## JOB
Reproduce the lines from the start of the data listing through the line containing "bars-layer <box>207 336 703 382</box>", inclusive.

Data listing
◆ ◆ ◆ ◆ ◆

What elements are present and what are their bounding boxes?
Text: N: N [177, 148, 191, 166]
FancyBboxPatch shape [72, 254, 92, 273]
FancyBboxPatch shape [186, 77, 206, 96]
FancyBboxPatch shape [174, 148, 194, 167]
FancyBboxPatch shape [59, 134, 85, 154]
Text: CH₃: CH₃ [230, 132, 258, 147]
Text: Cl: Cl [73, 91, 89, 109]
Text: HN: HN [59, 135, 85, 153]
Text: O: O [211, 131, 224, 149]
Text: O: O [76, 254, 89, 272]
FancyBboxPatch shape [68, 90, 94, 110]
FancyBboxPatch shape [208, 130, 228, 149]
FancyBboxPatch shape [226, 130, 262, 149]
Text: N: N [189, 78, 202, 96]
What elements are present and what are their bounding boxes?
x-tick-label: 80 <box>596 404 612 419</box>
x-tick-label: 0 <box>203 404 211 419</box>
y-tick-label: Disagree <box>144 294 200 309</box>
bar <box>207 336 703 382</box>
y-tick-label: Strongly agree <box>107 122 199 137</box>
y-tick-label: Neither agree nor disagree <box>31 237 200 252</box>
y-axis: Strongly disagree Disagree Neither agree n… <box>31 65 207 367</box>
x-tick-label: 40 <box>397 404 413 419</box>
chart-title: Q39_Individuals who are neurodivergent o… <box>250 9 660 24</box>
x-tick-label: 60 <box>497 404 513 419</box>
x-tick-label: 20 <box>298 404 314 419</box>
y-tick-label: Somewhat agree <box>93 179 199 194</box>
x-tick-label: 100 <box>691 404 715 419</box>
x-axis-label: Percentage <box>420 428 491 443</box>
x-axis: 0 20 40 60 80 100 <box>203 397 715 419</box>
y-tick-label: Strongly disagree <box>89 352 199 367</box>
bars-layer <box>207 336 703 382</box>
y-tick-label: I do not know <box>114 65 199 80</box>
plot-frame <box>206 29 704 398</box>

◆ ◆ ◆ ◆ ◆

## ANSWER FOR THE TASK
What elements are present and what are their bounding boxes?
Text: N: N [177, 148, 191, 166]
FancyBboxPatch shape [72, 254, 92, 273]
FancyBboxPatch shape [186, 77, 206, 96]
FancyBboxPatch shape [174, 148, 194, 167]
FancyBboxPatch shape [59, 134, 85, 154]
Text: CH₃: CH₃ [230, 132, 258, 147]
Text: Cl: Cl [73, 91, 89, 109]
Text: HN: HN [59, 135, 85, 153]
Text: O: O [211, 131, 224, 149]
Text: O: O [76, 254, 89, 272]
FancyBboxPatch shape [68, 90, 94, 110]
FancyBboxPatch shape [208, 130, 228, 149]
FancyBboxPatch shape [226, 130, 262, 149]
Text: N: N [189, 78, 202, 96]
What elements are present and what are their bounding boxes?
x-tick-label: 80 <box>596 404 612 419</box>
x-tick-label: 0 <box>203 404 211 419</box>
y-tick-label: Disagree <box>144 294 200 309</box>
bar <box>207 336 703 382</box>
y-tick-label: Strongly agree <box>107 122 199 137</box>
y-tick-label: Neither agree nor disagree <box>31 237 200 252</box>
y-axis: Strongly disagree Disagree Neither agree n… <box>31 65 207 367</box>
x-tick-label: 40 <box>397 404 413 419</box>
chart-title: Q39_Individuals who are neurodivergent o… <box>250 9 660 24</box>
x-tick-label: 60 <box>497 404 513 419</box>
x-tick-label: 20 <box>298 404 314 419</box>
y-tick-label: Somewhat agree <box>93 179 199 194</box>
x-tick-label: 100 <box>691 404 715 419</box>
x-axis-label: Percentage <box>420 428 491 443</box>
x-axis: 0 20 40 60 80 100 <box>203 397 715 419</box>
y-tick-label: Strongly disagree <box>89 352 199 367</box>
bars-layer <box>207 336 703 382</box>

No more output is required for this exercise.